In the material below, find how many lines contain the string "screenshot". Write only that number.

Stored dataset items

____________

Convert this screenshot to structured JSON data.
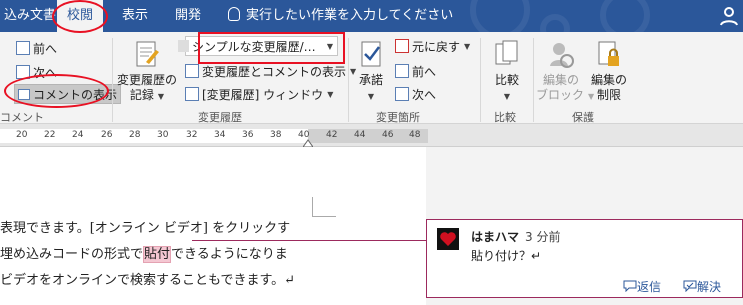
{
  "tabs": {
    "insert_trunc": "込み文書",
    "review": "校閲",
    "view": "表示",
    "dev": "開発"
  },
  "tellme": {
    "placeholder": "実行したい作業を入力してください"
  },
  "comments_group": {
    "next_label": "前へ",
    "prev_label": "次へ",
    "show_label": "コメントの表示",
    "group_label": "コメント"
  },
  "tracking": {
    "review_pane": "変更履歴の\n記録",
    "display_mode": "シンプルな変更履歴/…",
    "show_markup": "変更履歴とコメントの表示",
    "window": "[変更履歴] ウィンドウ",
    "record_line1": "変更履歴の",
    "record_line2": "記録",
    "group_label": "変更履歴"
  },
  "changes": {
    "accept_line1": "承諾",
    "reject": "元に戻す",
    "prev": "前へ",
    "next": "次へ",
    "group_label": "変更箇所"
  },
  "compare": {
    "label": "比較",
    "group_label": "比較"
  },
  "protect": {
    "block_line1": "編集の",
    "block_line2": "ブロック",
    "restrict_line1": "編集の",
    "restrict_line2": "制限",
    "group_label": "保護"
  },
  "ruler": {
    "ticks": [
      "20",
      "22",
      "24",
      "26",
      "28",
      "30",
      "32",
      "34",
      "36",
      "38",
      "40",
      "42",
      "44",
      "46",
      "48"
    ]
  },
  "document": {
    "line1": "表現できます。[オンライン ビデオ] をクリックす",
    "line2_pre": "埋め込みコードの形式で",
    "line2_hl": "貼付",
    "line2_post": "できるようになりま",
    "line3": "ビデオをオンラインで検索することもできます。↵"
  },
  "comment": {
    "author": "はまハマ",
    "time": "3 分前",
    "text": "貼り付け？↵",
    "reply": "返信",
    "resolve": "解決"
  }
}
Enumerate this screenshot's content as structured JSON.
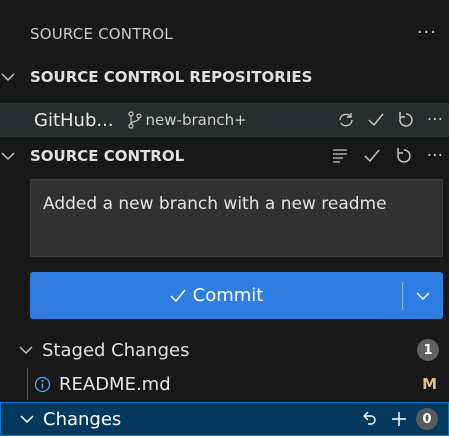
{
  "header": {
    "title": "SOURCE CONTROL",
    "more": "···"
  },
  "repositories_section": {
    "title": "SOURCE CONTROL REPOSITORIES"
  },
  "repository": {
    "name": "GitHub...",
    "branch": "new-branch+"
  },
  "source_control_section": {
    "title": "SOURCE CONTROL"
  },
  "commit_message": {
    "value": "Added a new branch with a new readme"
  },
  "commit_button": {
    "label": "Commit",
    "color": "#2f7de1"
  },
  "staged_changes": {
    "title": "Staged Changes",
    "count": "1",
    "files": [
      {
        "name": "README.md",
        "status": "M"
      }
    ]
  },
  "changes": {
    "title": "Changes",
    "count": "0"
  },
  "icons": {
    "more": "more-icon",
    "chevron": "chevron-down-icon",
    "branch": "git-branch-icon",
    "sync": "sync-icon",
    "check": "check-icon",
    "refresh": "refresh-icon",
    "view_list": "list-icon",
    "info": "info-icon",
    "discard": "discard-icon",
    "add": "add-icon"
  },
  "colors": {
    "background": "#181818",
    "accent": "#2f7de1",
    "modified": "#e2c08d",
    "selection": "#04395e"
  }
}
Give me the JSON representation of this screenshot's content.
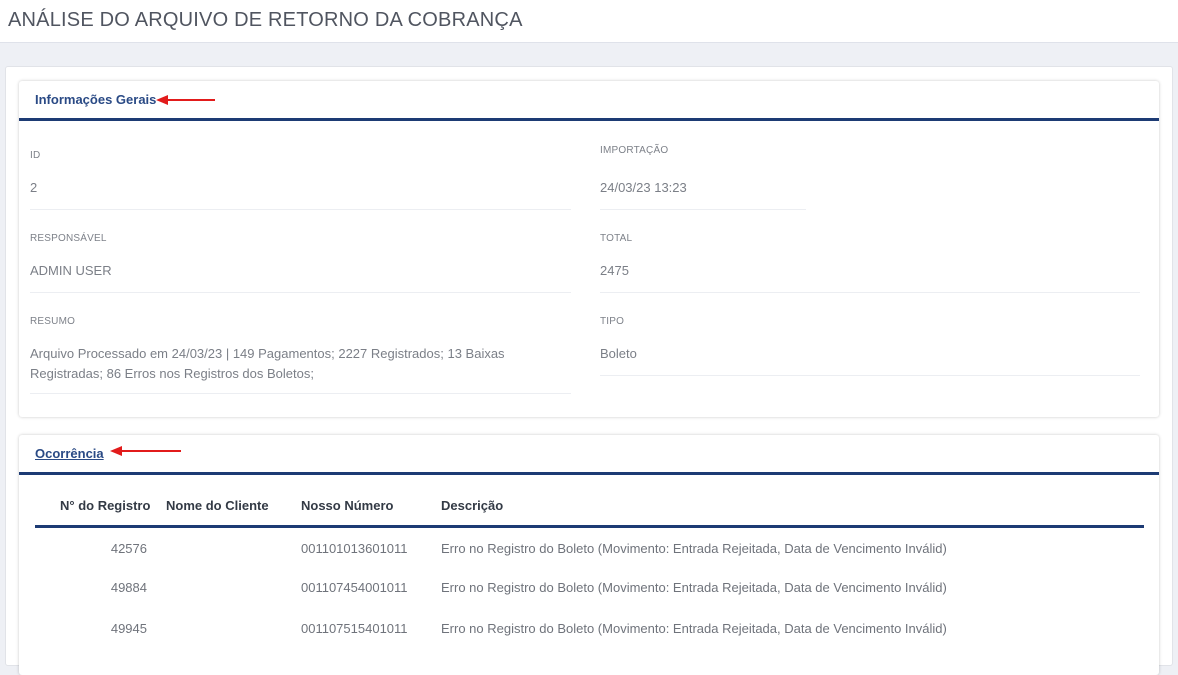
{
  "page": {
    "title": "ANÁLISE DO ARQUIVO DE RETORNO DA COBRANÇA"
  },
  "general": {
    "title": "Informações Gerais",
    "fields": {
      "id": {
        "label": "ID",
        "value": "2"
      },
      "importacao": {
        "label": "IMPORTAÇÃO",
        "value": "24/03/23 13:23"
      },
      "responsavel": {
        "label": "RESPONSÁVEL",
        "value": "ADMIN USER"
      },
      "total": {
        "label": "TOTAL",
        "value": "2475"
      },
      "resumo": {
        "label": "RESUMO",
        "value": "Arquivo Processado em 24/03/23 | 149 Pagamentos; 2227 Registrados; 13 Baixas Registradas; 86 Erros nos Registros dos Boletos;"
      },
      "tipo": {
        "label": "TIPO",
        "value": "Boleto"
      }
    }
  },
  "occurrence": {
    "title": "Ocorrência",
    "columns": {
      "registro": "N° do Registro",
      "cliente": "Nome do Cliente",
      "nosso_numero": "Nosso Número",
      "descricao": "Descrição"
    },
    "rows": [
      {
        "registro": "42576",
        "cliente": "",
        "nosso_numero": "001101013601011",
        "descricao": "Erro no Registro do Boleto (Movimento: Entrada Rejeitada, Data de Vencimento Inválid)"
      },
      {
        "registro": "49884",
        "cliente": "",
        "nosso_numero": "001107454001011",
        "descricao": "Erro no Registro do Boleto (Movimento: Entrada Rejeitada, Data de Vencimento Inválid)"
      },
      {
        "registro": "49945",
        "cliente": "",
        "nosso_numero": "001107515401011",
        "descricao": "Erro no Registro do Boleto (Movimento: Entrada Rejeitada, Data de Vencimento Inválid)"
      }
    ]
  },
  "colors": {
    "accent": "#1d3b74",
    "title_blue": "#2a4a85",
    "arrow_red": "#e21b1b"
  }
}
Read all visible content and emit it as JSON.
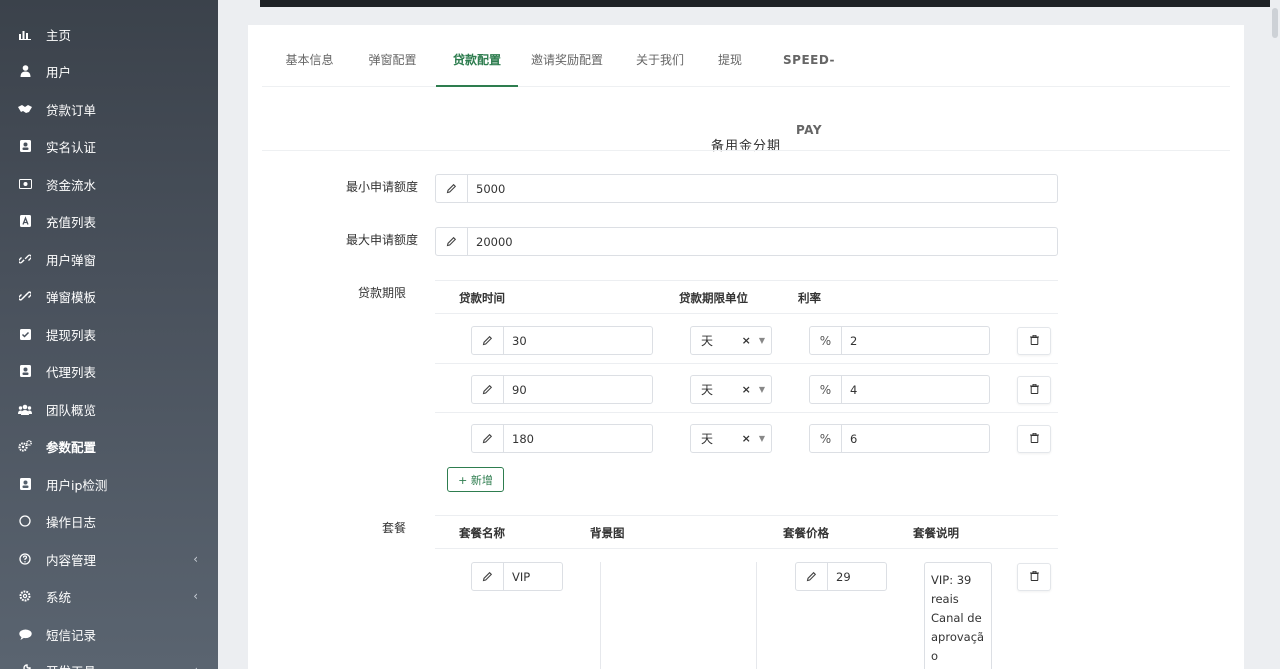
{
  "sidebar": {
    "items": [
      {
        "label": "主页",
        "icon": "bar-chart-icon"
      },
      {
        "label": "用户",
        "icon": "user-icon"
      },
      {
        "label": "贷款订单",
        "icon": "handshake-icon"
      },
      {
        "label": "实名认证",
        "icon": "id-card-icon"
      },
      {
        "label": "资金流水",
        "icon": "money-icon"
      },
      {
        "label": "充值列表",
        "icon": "app-store-icon"
      },
      {
        "label": "用户弹窗",
        "icon": "link-icon"
      },
      {
        "label": "弹窗模板",
        "icon": "link-icon"
      },
      {
        "label": "提现列表",
        "icon": "checkbox-icon"
      },
      {
        "label": "代理列表",
        "icon": "id-card-icon"
      },
      {
        "label": "团队概览",
        "icon": "users-icon"
      },
      {
        "label": "参数配置",
        "icon": "cogs-icon"
      },
      {
        "label": "用户ip检测",
        "icon": "id-card-icon"
      },
      {
        "label": "操作日志",
        "icon": "circle-icon"
      },
      {
        "label": "内容管理",
        "icon": "question-circle-icon",
        "chevron": "‹"
      },
      {
        "label": "系统",
        "icon": "gear-icon",
        "chevron": "‹"
      },
      {
        "label": "短信记录",
        "icon": "comment-icon"
      },
      {
        "label": "开发工具",
        "icon": "wrench-icon",
        "chevron": "‹"
      }
    ],
    "active_index": 11
  },
  "tabs": [
    {
      "label": "基本信息"
    },
    {
      "label": "弹窗配置"
    },
    {
      "label": "贷款配置"
    },
    {
      "label": "邀请奖励配置"
    },
    {
      "label": "关于我们"
    },
    {
      "label": "提现"
    },
    {
      "label": "SPEED-PAY"
    }
  ],
  "active_tab": "贷款配置",
  "section_title": "备用金分期",
  "min_amount": {
    "label": "最小申请额度",
    "value": "5000"
  },
  "max_amount": {
    "label": "最大申请额度",
    "value": "20000"
  },
  "loan_term": {
    "label": "贷款期限",
    "headers": {
      "time": "贷款时间",
      "unit": "贷款期限单位",
      "rate": "利率"
    },
    "rows": [
      {
        "time": "30",
        "unit": "天",
        "rate_prefix": "%",
        "rate": "2"
      },
      {
        "time": "90",
        "unit": "天",
        "rate_prefix": "%",
        "rate": "4"
      },
      {
        "time": "180",
        "unit": "天",
        "rate_prefix": "%",
        "rate": "6"
      }
    ],
    "add_label": "+ 新增"
  },
  "package": {
    "label": "套餐",
    "headers": {
      "name": "套餐名称",
      "bg": "背景图",
      "price": "套餐价格",
      "desc": "套餐说明"
    },
    "rows": [
      {
        "name": "VIP",
        "price": "29",
        "desc": "VIP: 39 reais Canal de aprovação"
      }
    ]
  },
  "colors": {
    "accent": "#2e7d4f",
    "sidebar_top": "#3b424b",
    "sidebar_bottom": "#5a6470"
  }
}
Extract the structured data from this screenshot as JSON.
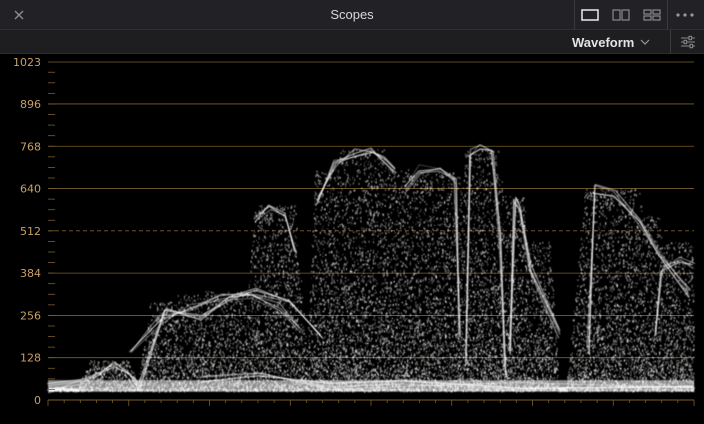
{
  "window": {
    "title": "Scopes",
    "close_icon": "close-icon",
    "layout_icons": [
      "single-layout-icon",
      "dual-layout-icon",
      "quad-layout-icon"
    ],
    "more_icon": "more-icon"
  },
  "toolbar": {
    "mode": "Waveform",
    "dropdown_icon": "chevron-down-icon",
    "settings_icon": "settings-sliders-icon"
  },
  "scope": {
    "y_min": 0,
    "y_max": 1023,
    "y_labels": [
      "1023",
      "896",
      "768",
      "640",
      "512",
      "384",
      "256",
      "128",
      "0"
    ],
    "reference_level": 512,
    "graticule_color": "#7a5f2e",
    "label_color": "#c8a064",
    "trace_color": "#ffffff"
  }
}
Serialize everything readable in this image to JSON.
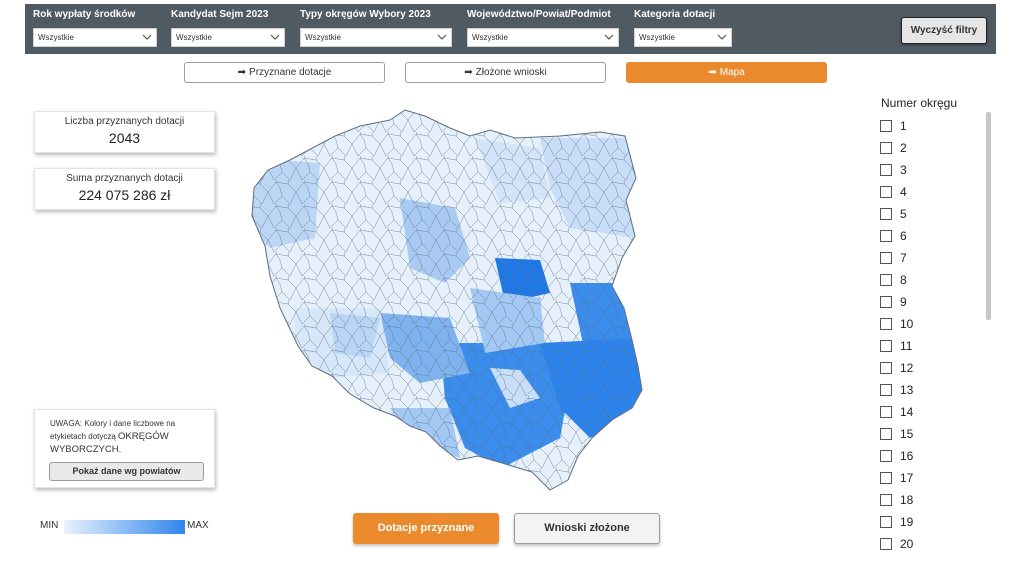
{
  "filters": [
    {
      "label": "Rok wypłaty środków",
      "value": "Wszystkie"
    },
    {
      "label": "Kandydat Sejm 2023",
      "value": "Wszystkie"
    },
    {
      "label": "Typy okręgów Wybory 2023",
      "value": "Wszystkie"
    },
    {
      "label": "Województwo/Powiat/Podmiot",
      "value": "Wszystkie"
    },
    {
      "label": "Kategoria dotacji",
      "value": "Wszystkie"
    }
  ],
  "clear_filters": "Wyczyść filtry",
  "nav": {
    "arrow": "➡",
    "granted": "Przyznane dotacje",
    "submitted": "Złożone wnioski",
    "map": "Mapa"
  },
  "kpi": {
    "count_label": "Liczba przyznanych dotacji",
    "count_value": "2043",
    "sum_label": "Suma przyznanych dotacji",
    "sum_value": "224 075 286 zł"
  },
  "note": {
    "text_small_1": "UWAGA: Kolory i dane liczbowe na",
    "text_small_2": "etykietach dotyczą",
    "text_big": "OKRĘGÓW WYBORCZYCH.",
    "button": "Pokaż dane wg powiatów"
  },
  "legend": {
    "min": "MIN",
    "max": "MAX",
    "color_min": "#e8f2fd",
    "color_max": "#2f86ec"
  },
  "bottom": {
    "granted": "Dotacje przyznane",
    "submitted": "Wnioski złożone"
  },
  "slicer": {
    "title": "Numer okręgu",
    "items": [
      "1",
      "2",
      "3",
      "4",
      "5",
      "6",
      "7",
      "8",
      "9",
      "10",
      "11",
      "12",
      "13",
      "14",
      "15",
      "16",
      "17",
      "18",
      "19",
      "20"
    ]
  },
  "colors": {
    "accent": "#ea8a2c",
    "header": "#505a62"
  }
}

____________

EXERCISE RESPONSE
4